Data listing
■ ■ ■

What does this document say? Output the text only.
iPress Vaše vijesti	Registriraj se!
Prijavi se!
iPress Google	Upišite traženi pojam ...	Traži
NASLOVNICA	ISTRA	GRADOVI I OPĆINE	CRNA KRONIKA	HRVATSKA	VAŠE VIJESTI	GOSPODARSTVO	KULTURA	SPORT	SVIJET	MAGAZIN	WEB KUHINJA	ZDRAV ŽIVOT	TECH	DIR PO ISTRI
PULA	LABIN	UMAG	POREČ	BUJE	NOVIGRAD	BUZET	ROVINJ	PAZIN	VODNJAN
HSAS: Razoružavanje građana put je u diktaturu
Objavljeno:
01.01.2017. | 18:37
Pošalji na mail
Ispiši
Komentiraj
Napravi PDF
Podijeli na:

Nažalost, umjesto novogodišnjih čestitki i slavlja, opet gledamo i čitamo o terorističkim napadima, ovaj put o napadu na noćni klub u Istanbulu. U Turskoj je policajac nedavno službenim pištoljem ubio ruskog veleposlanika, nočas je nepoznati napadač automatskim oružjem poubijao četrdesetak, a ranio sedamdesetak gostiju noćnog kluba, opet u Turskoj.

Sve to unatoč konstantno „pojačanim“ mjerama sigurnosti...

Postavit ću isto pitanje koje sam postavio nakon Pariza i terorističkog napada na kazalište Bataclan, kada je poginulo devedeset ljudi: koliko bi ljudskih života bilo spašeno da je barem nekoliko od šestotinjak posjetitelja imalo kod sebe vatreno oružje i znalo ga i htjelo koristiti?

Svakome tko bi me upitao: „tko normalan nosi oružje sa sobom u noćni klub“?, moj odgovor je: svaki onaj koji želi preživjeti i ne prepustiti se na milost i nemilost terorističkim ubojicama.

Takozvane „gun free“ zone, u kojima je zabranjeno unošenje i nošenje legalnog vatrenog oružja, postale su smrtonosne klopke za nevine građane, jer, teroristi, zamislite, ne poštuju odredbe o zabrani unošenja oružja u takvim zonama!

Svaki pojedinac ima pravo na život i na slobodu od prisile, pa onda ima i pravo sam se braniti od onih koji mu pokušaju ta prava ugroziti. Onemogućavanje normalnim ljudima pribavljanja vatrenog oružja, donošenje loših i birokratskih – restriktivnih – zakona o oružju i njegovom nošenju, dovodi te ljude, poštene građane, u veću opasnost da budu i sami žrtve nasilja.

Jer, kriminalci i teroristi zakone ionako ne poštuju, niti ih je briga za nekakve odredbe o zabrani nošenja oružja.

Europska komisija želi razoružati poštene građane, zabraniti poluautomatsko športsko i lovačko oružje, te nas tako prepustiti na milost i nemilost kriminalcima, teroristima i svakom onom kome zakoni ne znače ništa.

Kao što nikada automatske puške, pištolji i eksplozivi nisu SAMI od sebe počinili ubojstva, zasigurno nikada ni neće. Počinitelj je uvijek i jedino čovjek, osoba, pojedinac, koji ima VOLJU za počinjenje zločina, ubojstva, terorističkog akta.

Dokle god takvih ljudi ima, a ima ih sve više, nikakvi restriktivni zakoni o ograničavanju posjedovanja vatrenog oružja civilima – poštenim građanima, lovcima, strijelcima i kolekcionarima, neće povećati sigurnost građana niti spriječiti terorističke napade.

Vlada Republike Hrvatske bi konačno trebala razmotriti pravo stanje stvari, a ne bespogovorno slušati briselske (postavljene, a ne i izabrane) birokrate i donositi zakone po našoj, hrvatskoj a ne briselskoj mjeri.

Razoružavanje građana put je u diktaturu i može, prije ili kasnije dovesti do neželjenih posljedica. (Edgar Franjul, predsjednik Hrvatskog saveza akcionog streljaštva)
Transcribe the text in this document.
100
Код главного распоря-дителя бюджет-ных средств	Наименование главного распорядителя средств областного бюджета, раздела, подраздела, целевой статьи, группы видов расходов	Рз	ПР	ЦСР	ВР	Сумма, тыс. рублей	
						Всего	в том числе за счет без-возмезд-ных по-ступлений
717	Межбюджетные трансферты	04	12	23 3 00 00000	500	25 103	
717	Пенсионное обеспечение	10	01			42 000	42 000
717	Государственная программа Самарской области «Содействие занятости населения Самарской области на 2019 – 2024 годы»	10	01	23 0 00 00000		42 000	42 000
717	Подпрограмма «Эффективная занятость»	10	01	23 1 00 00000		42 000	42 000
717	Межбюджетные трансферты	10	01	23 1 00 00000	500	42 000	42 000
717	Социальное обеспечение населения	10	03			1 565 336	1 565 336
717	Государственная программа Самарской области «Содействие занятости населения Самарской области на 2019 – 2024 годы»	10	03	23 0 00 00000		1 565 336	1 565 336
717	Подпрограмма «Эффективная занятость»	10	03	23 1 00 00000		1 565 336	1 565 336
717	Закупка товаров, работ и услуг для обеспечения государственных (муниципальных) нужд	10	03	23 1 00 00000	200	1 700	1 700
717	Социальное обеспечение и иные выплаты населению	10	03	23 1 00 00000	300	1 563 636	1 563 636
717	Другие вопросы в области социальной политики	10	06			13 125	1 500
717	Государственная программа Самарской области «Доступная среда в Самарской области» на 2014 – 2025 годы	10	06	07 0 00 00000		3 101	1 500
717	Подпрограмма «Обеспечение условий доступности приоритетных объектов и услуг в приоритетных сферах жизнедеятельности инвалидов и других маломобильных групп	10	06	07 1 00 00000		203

■ ■ ■

__EXERCISE TASK__:
Reproduce the records above exactly.

__FULL SOLUTION__:
What does this document say? Output the text only.
iPress Vaše vijesti	Registriraj se!
Prijavi se!
iPress Google	Upišite traženi pojam ...	Traži
NASLOVNICA	ISTRA	GRADOVI I OPĆINE	CRNA KRONIKA	HRVATSKA	VAŠE VIJESTI	GOSPODARSTVO	KULTURA	SPORT	SVIJET	MAGAZIN	WEB KUHINJA	ZDRAV ŽIVOT	TECH	DIR PO ISTRI
PULA	LABIN	UMAG	POREČ	BUJE	NOVIGRAD	BUZET	ROVINJ	PAZIN	VODNJAN
HSAS: Razoružavanje građana put je u diktaturu
Objavljeno:
01.01.2017. | 18:37
Pošalji na mail
Ispiši
Komentiraj
Napravi PDF
Podijeli na:

Nažalost, umjesto novogodišnjih čestitki i slavlja, opet gledamo i čitamo o terorističkim napadima, ovaj put o napadu na noćni klub u Istanbulu. U Turskoj je policajac nedavno službenim pištoljem ubio ruskog veleposlanika, nočas je nepoznati napadač automatskim oružjem poubijao četrdesetak, a ranio sedamdesetak gostiju noćnog kluba, opet u Turskoj.

Sve to unatoč konstantno „pojačanim“ mjerama sigurnosti...

Postavit ću isto pitanje koje sam postavio nakon Pariza i terorističkog napada na kazalište Bataclan, kada je poginulo devedeset ljudi: koliko bi ljudskih života bilo spašeno da je barem nekoliko od šestotinjak posjetitelja imalo kod sebe vatreno oružje i znalo ga i htjelo koristiti?

Svakome tko bi me upitao: „tko normalan nosi oružje sa sobom u noćni klub“?, moj odgovor je: svaki onaj koji želi preživjeti i ne prepustiti se na milost i nemilost terorističkim ubojicama.

Takozvane „gun free“ zone, u kojima je zabranjeno unošenje i nošenje legalnog vatrenog oružja, postale su smrtonosne klopke za nevine građane, jer, teroristi, zamislite, ne poštuju odredbe o zabrani unošenja oružja u takvim zonama!

Svaki pojedinac ima pravo na život i na slobodu od prisile, pa onda ima i pravo sam se braniti od onih koji mu pokušaju ta prava ugroziti. Onemogućavanje normalnim ljudima pribavljanja vatrenog oružja, donošenje loših i birokratskih – restriktivnih – zakona o oružju i njegovom nošenju, dovodi te ljude, poštene građane, u veću opasnost da budu i sami žrtve nasilja.

Jer, kriminalci i teroristi zakone ionako ne poštuju, niti ih je briga za nekakve odredbe o zabrani nošenja oružja.

Europska komisija želi razoružati poštene građane, zabraniti poluautomatsko športsko i lovačko oružje, te nas tako prepustiti na milost i nemilost kriminalcima, teroristima i svakom onom kome zakoni ne znače ništa.

Kao što nikada automatske puške, pištolji i eksplozivi nisu SAMI od sebe počinili ubojstva, zasigurno nikada ni neće. Počinitelj je uvijek i jedino čovjek, osoba, pojedinac, koji ima VOLJU za počinjenje zločina, ubojstva, terorističkog akta.

Dokle god takvih ljudi ima, a ima ih sve više, nikakvi restriktivni zakoni o ograničavanju posjedovanja vatrenog oružja civilima – poštenim građanima, lovcima, strijelcima i kolekcionarima, neće povećati sigurnost građana niti spriječiti terorističke napade.

Vlada Republike Hrvatske bi konačno trebala razmotriti pravo stanje stvari, a ne bespogovorno slušati briselske (postavljene, a ne i izabrane) birokrate i donositi zakone po našoj, hrvatskoj a ne briselskoj mjeri.

Razoružavanje građana put je u diktaturu i može, prije ili kasnije dovesti do neželjenih posljedica. (Edgar Franjul, predsjednik Hrvatskog saveza akcionog streljaštva)
Transcribe the text in this document.
100
Код главного распоря-дителя бюджет-ных средств	Наименование главного распорядителя средств областного бюджета, раздела, подраздела, целевой статьи, группы видов расходов	Рз	ПР	ЦСР	ВР	Сумма, тыс. рублей	
						Всего	в том числе за счет без-возмезд-ных по-ступлений
717	Межбюджетные трансферты	04	12	23 3 00 00000	500	25 103	
717	Пенсионное обеспечение	10	01			42 000	42 000
717	Государственная программа Самарской области «Содействие занятости населения Самарской области на 2019 – 2024 годы»	10	01	23 0 00 00000		42 000	42 000
717	Подпрограмма «Эффективная занятость»	10	01	23 1 00 00000		42 000	42 000
717	Межбюджетные трансферты	10	01	23 1 00 00000	500	42 000	42 000
717	Социальное обеспечение населения	10	03			1 565 336	1 565 336
717	Государственная программа Самарской области «Содействие занятости населения Самарской области на 2019 – 2024 годы»	10	03	23 0 00 00000		1 565 336	1 565 336
717	Подпрограмма «Эффективная занятость»	10	03	23 1 00 00000		1 565 336	1 565 336
717	Закупка товаров, работ и услуг для обеспечения государственных (муниципальных) нужд	10	03	23 1 00 00000	200	1 700	1 700
717	Социальное обеспечение и иные выплаты населению	10	03	23 1 00 00000	300	1 563 636	1 563 636
717	Другие вопросы в области социальной политики	10	06			13 125	1 500
717	Государственная программа Самарской области «Доступная среда в Самарской области» на 2014 – 2025 годы	10	06	07 0 00 00000		3 101	1 500
717	Подпрограмма «Обеспечение условий доступности приоритетных объектов и услуг в приоритетных сферах жизнедеятельности инвалидов и других маломобильных групп	10	06	07 1 00 00000		203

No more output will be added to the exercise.